*Task brief*.
Which lines contain the word "bridge"? Return each of them as written.
* BEGIN *
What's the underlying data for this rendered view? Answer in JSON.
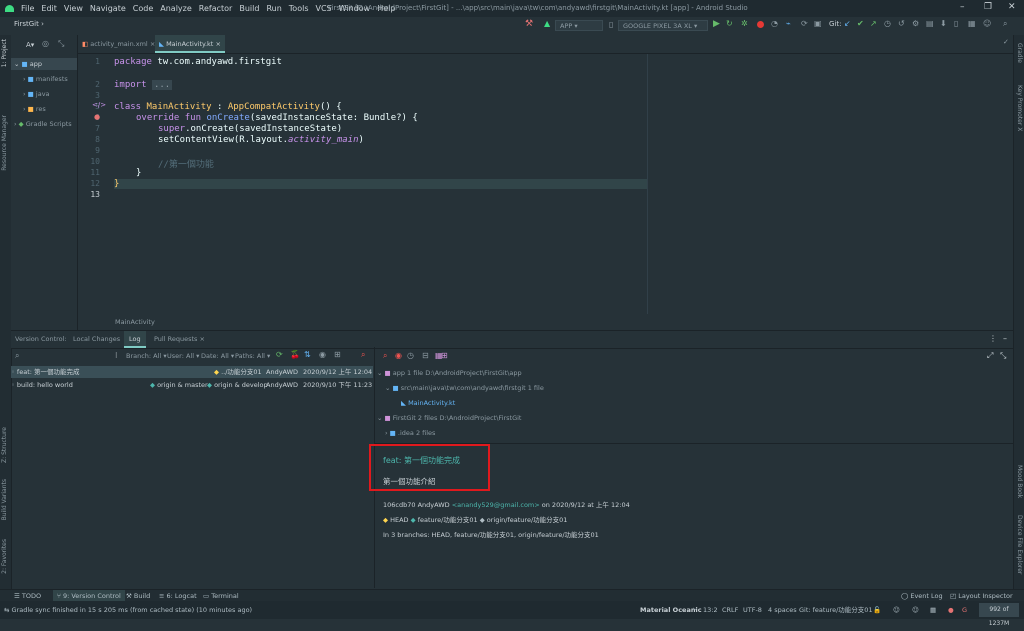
{
  "menu": {
    "items": [
      "File",
      "Edit",
      "View",
      "Navigate",
      "Code",
      "Analyze",
      "Refactor",
      "Build",
      "Run",
      "Tools",
      "VCS",
      "Window",
      "Help"
    ],
    "title": "FirstGit [D:\\AndroidProject\\FirstGit] - ...\\app\\src\\main\\java\\tw\\com\\andyawd\\firstgit\\MainActivity.kt [app] - Android Studio"
  },
  "navbar": {
    "project": "FirstGit",
    "run_config": "APP",
    "device": "GOOGLE PIXEL 3A XL",
    "git_label": "Git:"
  },
  "left_stripe": {
    "project": "1: Project",
    "resource_manager": "Resource Manager",
    "structure": "Z: Structure",
    "build_variants": "Build Variants",
    "favorites": "2: Favorites"
  },
  "right_stripe": {
    "gradle": "Gradle",
    "key_promoter": "Key Promoter X",
    "mood_book": "Mood Book",
    "device_file_explorer": "Device File Explorer"
  },
  "project_panel": {
    "header": "A",
    "tree": [
      "app",
      "manifests",
      "java",
      "res",
      "Gradle Scripts"
    ]
  },
  "editor": {
    "tabs": [
      "activity_main.xml",
      "MainActivity.kt"
    ],
    "line_numbers": [
      "1",
      "2",
      "3",
      "5",
      "6",
      "7",
      "8",
      "9",
      "10",
      "11",
      "12",
      "13"
    ],
    "lines": {
      "l1_kw": "package",
      "l1_rest": " tw.com.andyawd.firstgit",
      "l3_kw": "import",
      "l3_fold": "...",
      "l5_kw": "class",
      "l5_name": " MainActivity",
      "l5_rest": " : ",
      "l5_parent": "AppCompatActivity",
      "l5_end": "() {",
      "l6_kw": "override fun",
      "l6_fn": " onCreate",
      "l6_rest": "(savedInstanceState: Bundle?) {",
      "l7_kw": "super",
      "l7_rest": ".onCreate(savedInstanceState)",
      "l8_rest": "setContentView(R.layout.",
      "l8_it": "activity_main",
      "l8_end": ")",
      "l10_cm": "//第一個功能",
      "l11": "}",
      "l12": "}"
    },
    "breadcrumb": "MainActivity"
  },
  "vc_panel": {
    "tabs": [
      "Version Control:",
      "Local Changes",
      "Log",
      "Pull Requests"
    ],
    "filters": [
      "Branch: All",
      "User: All",
      "Date: All",
      "Paths: All"
    ],
    "commits": [
      {
        "subject": "feat: 第一個功能完成",
        "refs": "../功能分支01",
        "author": "AndyAWD",
        "date": "2020/9/12 上午 12:04"
      },
      {
        "subject": "build: hello world",
        "refs": "origin & master",
        "refs2": "origin & develop",
        "author": "AndyAWD",
        "date": "2020/9/10 下午 11:23"
      }
    ]
  },
  "detail": {
    "tree": [
      "app  1 file  D:\\AndroidProject\\FirstGit\\app",
      "src\\main\\java\\tw\\com\\andyawd\\firstgit  1 file",
      "MainActivity.kt",
      "FirstGit  2 files  D:\\AndroidProject\\FirstGit",
      ".idea  2 files"
    ],
    "commit_title": "feat: 第一個功能完成",
    "commit_body": "第一個功能介紹",
    "hash_author": "106cdb70 AndyAWD",
    "email": "<anandy529@gmail.com>",
    "date_text": " on 2020/9/12 at 上午 12:04",
    "refs": [
      "HEAD",
      "feature/功能分支01",
      "origin/feature/功能分支01"
    ],
    "branches_text": "In 3 branches: HEAD, feature/功能分支01, origin/feature/功能分支01"
  },
  "tool_windows": {
    "todo": "TODO",
    "version_control": "9: Version Control",
    "build": "Build",
    "logcat": "6: Logcat",
    "terminal": "Terminal",
    "event_log": "Event Log",
    "layout_inspector": "Layout Inspector"
  },
  "status": {
    "message": "Gradle sync finished in 15 s 205 ms (from cached state) (10 minutes ago)",
    "theme": "Material Oceanic",
    "position": "13:2",
    "line_sep": "CRLF",
    "encoding": "UTF-8",
    "indent": "4 spaces",
    "git": "Git: feature/功能分支01",
    "memory": "992 of 1237M"
  },
  "colors": {
    "accent": "#80cbc4",
    "highlight_box": "#e0191d",
    "background": "#263238"
  }
}
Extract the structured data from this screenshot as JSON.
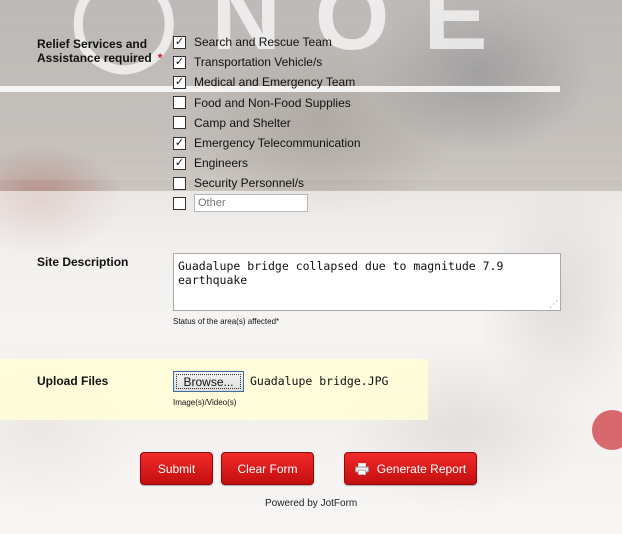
{
  "relief": {
    "label_line1": "Relief Services and",
    "label_line2": "Assistance required",
    "required_mark": "*",
    "options": [
      {
        "label": "Search and Rescue Team",
        "checked": true
      },
      {
        "label": "Transportation Vehicle/s",
        "checked": true
      },
      {
        "label": "Medical and Emergency Team",
        "checked": true
      },
      {
        "label": "Food and Non-Food Supplies",
        "checked": false
      },
      {
        "label": "Camp and Shelter",
        "checked": false
      },
      {
        "label": "Emergency Telecommunication",
        "checked": true
      },
      {
        "label": "Engineers",
        "checked": true
      },
      {
        "label": "Security Personnel/s",
        "checked": false
      }
    ],
    "other_checked": false,
    "other_placeholder": "Other"
  },
  "site": {
    "label": "Site Description",
    "value": "Guadalupe bridge collapsed due to magnitude 7.9 earthquake",
    "sublabel": "Status of the area(s) affected*"
  },
  "upload": {
    "label": "Upload Files",
    "browse_label": "Browse...",
    "file_name": "Guadalupe bridge.JPG",
    "sublabel": "Image(s)/Video(s)"
  },
  "buttons": {
    "submit": "Submit",
    "clear": "Clear Form",
    "report": "Generate Report"
  },
  "footer": {
    "powered": "Powered by JotForm"
  },
  "colors": {
    "accent_red": "#d0131b",
    "upload_bg": "#fffdd7"
  }
}
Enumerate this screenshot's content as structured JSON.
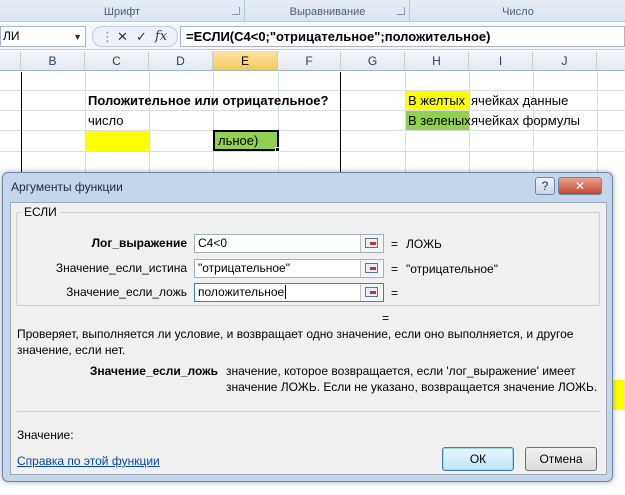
{
  "ribbon": {
    "font_group": "Шрифт",
    "align_group": "Выравнивание",
    "number_group": "Число"
  },
  "formula_bar": {
    "name_box": "ЛИ",
    "cancel_glyph": "✕",
    "enter_glyph": "✓",
    "fx_glyph": "fx",
    "formula": "=ЕСЛИ(C4<0;\"отрицательное\";положительное)"
  },
  "columns": [
    "B",
    "C",
    "D",
    "E",
    "F",
    "G",
    "H",
    "I",
    "J"
  ],
  "selected_column": "E",
  "cells": {
    "question": "Положительное или отрицательное?",
    "number_label": "число",
    "active_cell": "льное)",
    "legend_yellow_highlight": "В желтых",
    "legend_yellow_rest": "ячейках данные",
    "legend_green_highlight": "В зеленых",
    "legend_green_rest": "ячейках формулы"
  },
  "dialog": {
    "title": "Аргументы функции",
    "help_glyph": "?",
    "close_glyph": "✕",
    "function_name": "ЕСЛИ",
    "args": [
      {
        "label": "Лог_выражение",
        "value": "C4<0",
        "result": "ЛОЖЬ",
        "bold": true
      },
      {
        "label": "Значение_если_истина",
        "value": "\"отрицательное\"",
        "result": "\"отрицательное\"",
        "bold": false
      },
      {
        "label": "Значение_если_ложь",
        "value": "положительное",
        "result": "",
        "bold": false
      }
    ],
    "eq_sign": "=",
    "total_eq": "=",
    "description": "Проверяет, выполняется ли условие, и возвращает одно значение, если оно выполняется, и другое значение, если нет.",
    "param_name": "Значение_если_ложь",
    "param_description": "значение, которое возвращается, если 'лог_выражение' имеет значение ЛОЖЬ. Если не указано, возвращается значение ЛОЖЬ.",
    "value_label": "Значение:",
    "help_link": "Справка по этой функции",
    "ok_label": "ОК",
    "cancel_label": "Отмена"
  },
  "colors": {
    "yellow": "#ffff00",
    "green": "#92d050",
    "dialog_frame": "#c3d6ec"
  }
}
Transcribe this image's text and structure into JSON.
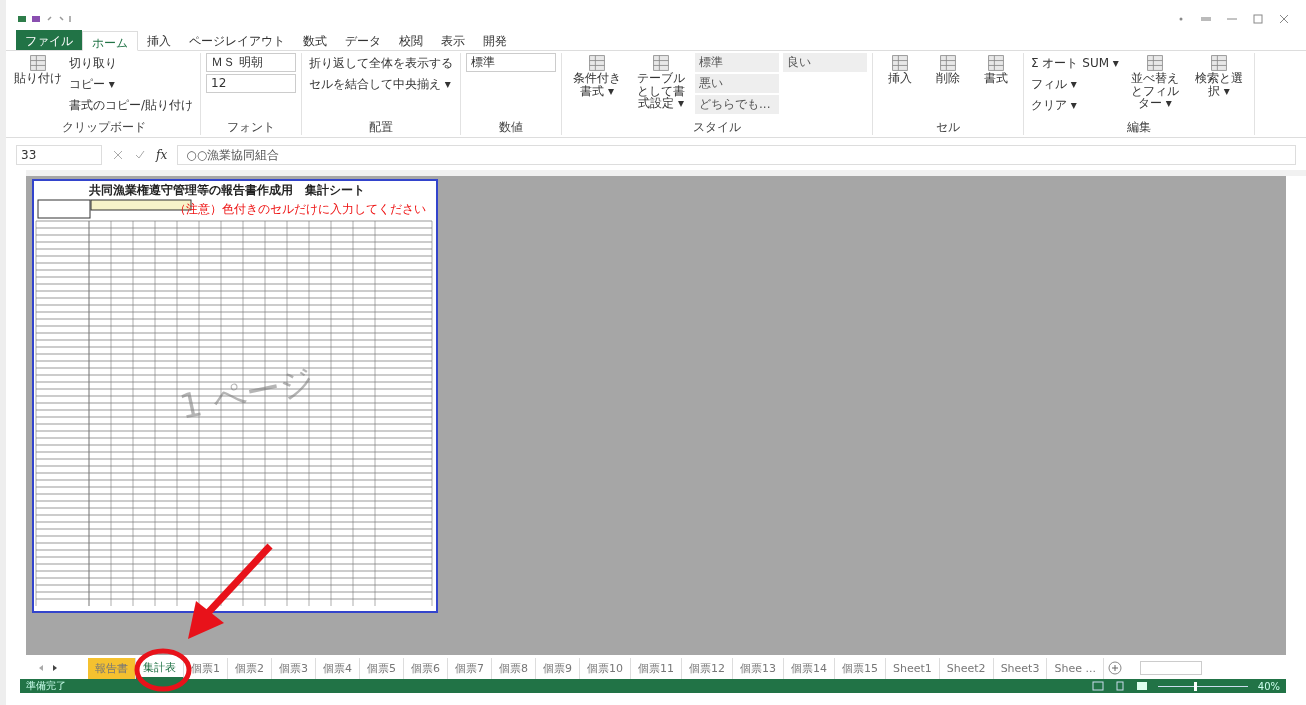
{
  "ribbon_tabs": [
    {
      "label": "ファイル",
      "kind": "file",
      "selected": false
    },
    {
      "label": "ホーム",
      "kind": "tab",
      "selected": true
    },
    {
      "label": "挿入",
      "kind": "tab",
      "selected": false
    },
    {
      "label": "ページレイアウト",
      "kind": "tab",
      "selected": false
    },
    {
      "label": "数式",
      "kind": "tab",
      "selected": false
    },
    {
      "label": "データ",
      "kind": "tab",
      "selected": false
    },
    {
      "label": "校閲",
      "kind": "tab",
      "selected": false
    },
    {
      "label": "表示",
      "kind": "tab",
      "selected": false
    },
    {
      "label": "開発",
      "kind": "tab",
      "selected": false
    }
  ],
  "ribbon_groups": [
    {
      "label": "クリップボード",
      "items": [
        {
          "kind": "large",
          "label": "貼り付け"
        },
        {
          "kind": "small",
          "label": "切り取り"
        },
        {
          "kind": "small",
          "label": "コピー ▾"
        },
        {
          "kind": "small",
          "label": "書式のコピー/貼り付け"
        }
      ]
    },
    {
      "label": "フォント",
      "items": [
        {
          "kind": "field",
          "label": "ＭＳ 明朝"
        },
        {
          "kind": "field",
          "label": "12"
        }
      ]
    },
    {
      "label": "配置",
      "items": [
        {
          "kind": "small",
          "label": "折り返して全体を表示する"
        },
        {
          "kind": "small",
          "label": "セルを結合して中央揃え ▾"
        }
      ]
    },
    {
      "label": "数値",
      "items": [
        {
          "kind": "field",
          "label": "標準"
        }
      ]
    },
    {
      "label": "スタイル",
      "items": [
        {
          "kind": "large",
          "label": "条件付き書式 ▾"
        },
        {
          "kind": "large",
          "label": "テーブルとして書式設定 ▾"
        },
        {
          "kind": "style",
          "label": "標準"
        },
        {
          "kind": "style",
          "label": "悪い"
        },
        {
          "kind": "style",
          "label": "どちらでも..."
        },
        {
          "kind": "style",
          "label": "良い"
        }
      ]
    },
    {
      "label": "セル",
      "items": [
        {
          "kind": "large",
          "label": "挿入"
        },
        {
          "kind": "large",
          "label": "削除"
        },
        {
          "kind": "large",
          "label": "書式"
        }
      ]
    },
    {
      "label": "編集",
      "items": [
        {
          "kind": "small",
          "label": "Σ オート SUM ▾"
        },
        {
          "kind": "small",
          "label": "フィル ▾"
        },
        {
          "kind": "small",
          "label": "クリア ▾"
        },
        {
          "kind": "large",
          "label": "並べ替えとフィルター ▾"
        },
        {
          "kind": "large",
          "label": "検索と選択 ▾"
        }
      ]
    }
  ],
  "formula_bar": {
    "name_box": "33",
    "function_label": "fx",
    "formula": "○○漁業協同組合"
  },
  "sheet": {
    "title": "共同漁業権遵守管理等の報告書作成用　集計シート",
    "note": "（注意）色付きのセルだけに入力してください",
    "watermark": "1 ページ"
  },
  "sheet_tabs": [
    {
      "label": "報告書",
      "selected": false,
      "color": "#f5c12f"
    },
    {
      "label": "集計表",
      "selected": true
    },
    {
      "label": "個票1",
      "selected": false
    },
    {
      "label": "個票2",
      "selected": false
    },
    {
      "label": "個票3",
      "selected": false
    },
    {
      "label": "個票4",
      "selected": false
    },
    {
      "label": "個票5",
      "selected": false
    },
    {
      "label": "個票6",
      "selected": false
    },
    {
      "label": "個票7",
      "selected": false
    },
    {
      "label": "個票8",
      "selected": false
    },
    {
      "label": "個票9",
      "selected": false
    },
    {
      "label": "個票10",
      "selected": false
    },
    {
      "label": "個票11",
      "selected": false
    },
    {
      "label": "個票12",
      "selected": false
    },
    {
      "label": "個票13",
      "selected": false
    },
    {
      "label": "個票14",
      "selected": false
    },
    {
      "label": "個票15",
      "selected": false
    },
    {
      "label": "Sheet1",
      "selected": false
    },
    {
      "label": "Sheet2",
      "selected": false
    },
    {
      "label": "Sheet3",
      "selected": false
    },
    {
      "label": "Shee ...",
      "selected": false
    }
  ],
  "status_bar": {
    "status": "準備完了",
    "zoom": {
      "level": 0.4,
      "reading": "40%"
    }
  }
}
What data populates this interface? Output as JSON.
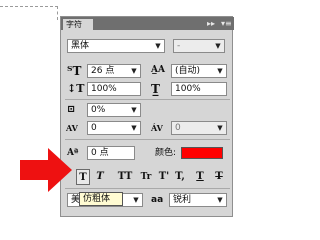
{
  "panel": {
    "tab_label": "字符",
    "collapse_label": "▸▸",
    "menu_label": "▾≡"
  },
  "font": {
    "family": "黑体",
    "style": "-"
  },
  "size": {
    "value": "26 点"
  },
  "leading": {
    "value": "(自动)"
  },
  "vertical_scale": {
    "value": "100%"
  },
  "horizontal_scale": {
    "value": "100%"
  },
  "tsume": {
    "value": "0%"
  },
  "kerning": {
    "value": "0"
  },
  "tracking": {
    "value": "0"
  },
  "baseline_shift": {
    "value": "0 点"
  },
  "color": {
    "label": "颜色:",
    "swatch": "#ff0000"
  },
  "text_styles": [
    "T",
    "T",
    "TT",
    "Tr",
    "T'",
    "T,",
    "T",
    "T"
  ],
  "active_style_tooltip": "仿粗体",
  "language": {
    "value": "美"
  },
  "antialias": {
    "icon_label": "aa",
    "value": "锐利"
  }
}
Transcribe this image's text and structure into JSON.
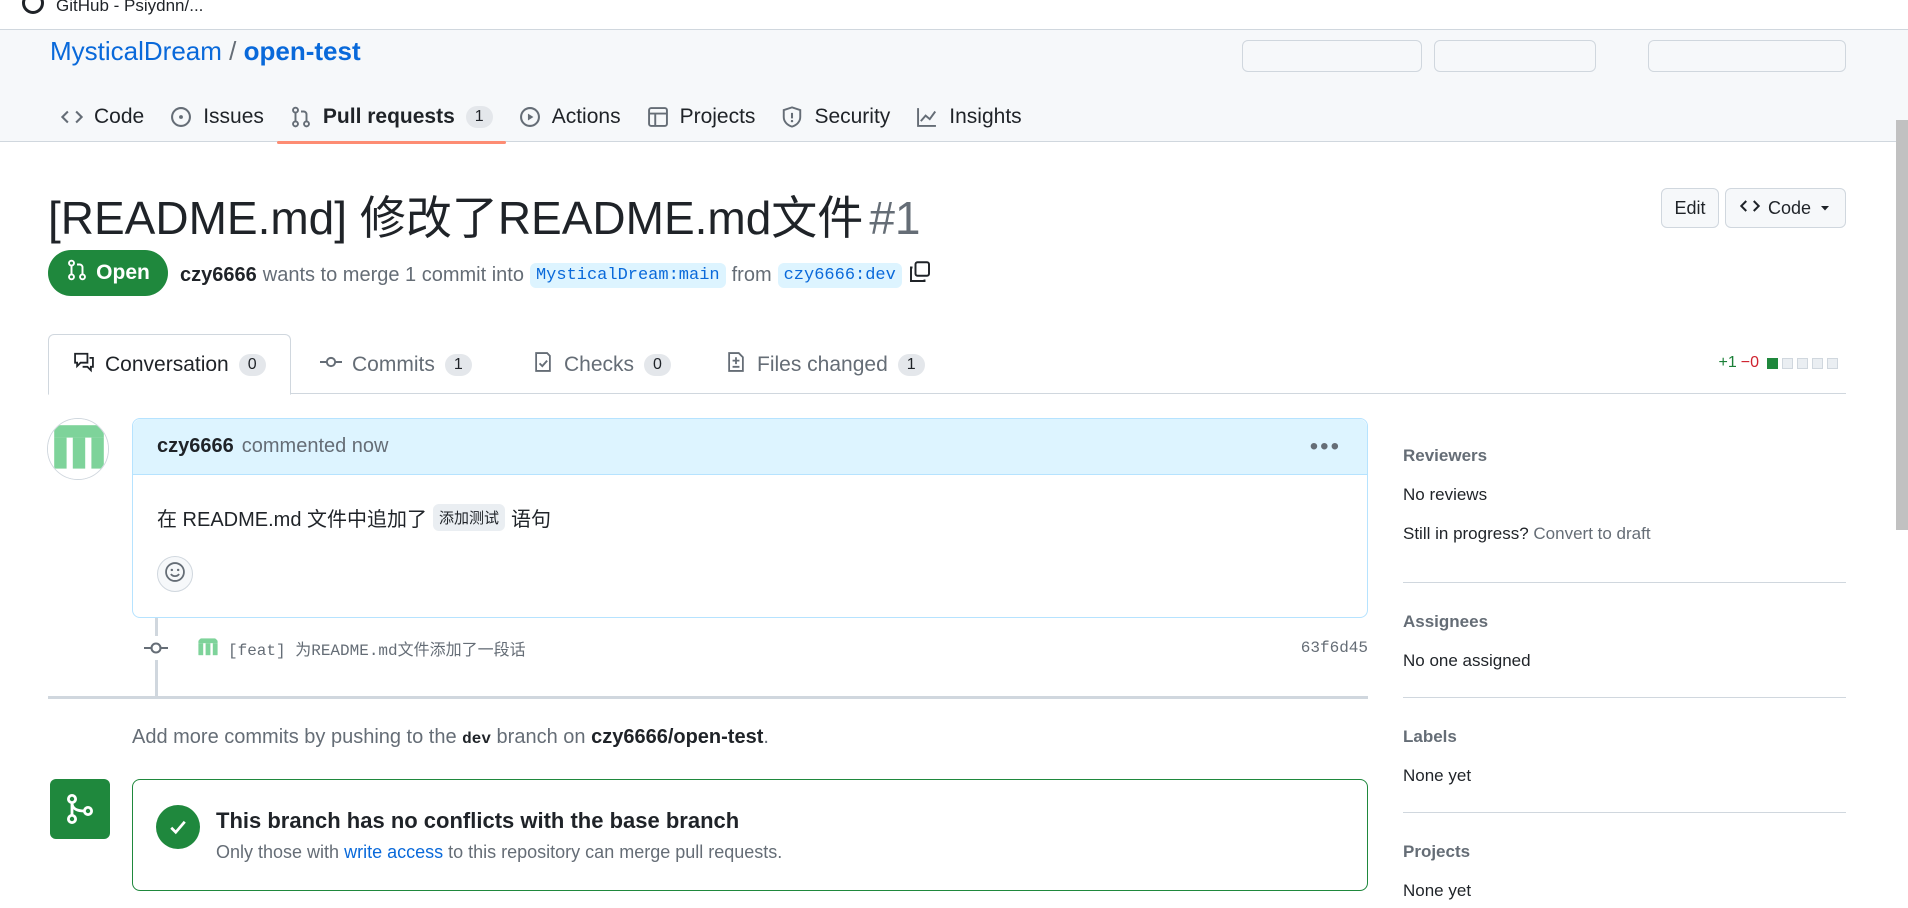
{
  "window": {
    "title": "GitHub - Psiydnn/..."
  },
  "repo": {
    "owner": "MysticalDream",
    "separator": "/",
    "name": "open-test"
  },
  "nav": [
    {
      "label": "Code",
      "icon": "code-icon"
    },
    {
      "label": "Issues",
      "icon": "issue-icon"
    },
    {
      "label": "Pull requests",
      "icon": "pull-request-icon",
      "count": "1"
    },
    {
      "label": "Actions",
      "icon": "play-icon"
    },
    {
      "label": "Projects",
      "icon": "table-icon"
    },
    {
      "label": "Security",
      "icon": "shield-icon"
    },
    {
      "label": "Insights",
      "icon": "graph-icon"
    }
  ],
  "pr": {
    "title": "[README.md] 修改了README.md文件",
    "number": "#1",
    "state": "Open",
    "author": "czy6666",
    "merge_text": "wants to merge 1 commit into",
    "base": "MysticalDream:main",
    "from_text": "from",
    "head": "czy6666:dev",
    "edit_label": "Edit",
    "code_label": "Code"
  },
  "tabs": [
    {
      "label": "Conversation",
      "count": "0"
    },
    {
      "label": "Commits",
      "count": "1"
    },
    {
      "label": "Checks",
      "count": "0"
    },
    {
      "label": "Files changed",
      "count": "1"
    }
  ],
  "diffstat": {
    "added": "+1",
    "removed": "−0"
  },
  "comment": {
    "author": "czy6666",
    "action": "commented now",
    "body_before": "在 README.md 文件中追加了",
    "body_code": "添加测试",
    "body_after": "语句"
  },
  "commit": {
    "message": "[feat] 为README.md文件添加了一段话",
    "sha": "63f6d45"
  },
  "hint": {
    "prefix": "Add more commits by pushing to the",
    "branch": "dev",
    "middle": "branch on",
    "repo": "czy6666/open-test",
    "suffix": "."
  },
  "merge": {
    "title": "This branch has no conflicts with the base branch",
    "sub_prefix": "Only those with",
    "sub_link": "write access",
    "sub_suffix": "to this repository can merge pull requests."
  },
  "sidebar": {
    "reviewers": {
      "heading": "Reviewers",
      "value": "No reviews",
      "progress_q": "Still in progress?",
      "draft_link": "Convert to draft"
    },
    "assignees": {
      "heading": "Assignees",
      "value": "No one assigned"
    },
    "labels": {
      "heading": "Labels",
      "value": "None yet"
    },
    "projects": {
      "heading": "Projects",
      "value": "None yet"
    }
  },
  "colors": {
    "open": "#1f883d",
    "link": "#0969da",
    "underline": "#fd8c73",
    "comment_header": "#ddf4ff"
  }
}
* END *
*Complete output*.
    "value": "Guadalupe bridge collapsed due to magnitude 7.9 earthquake",
    "file_name": "Guadalupe bridge.JPG",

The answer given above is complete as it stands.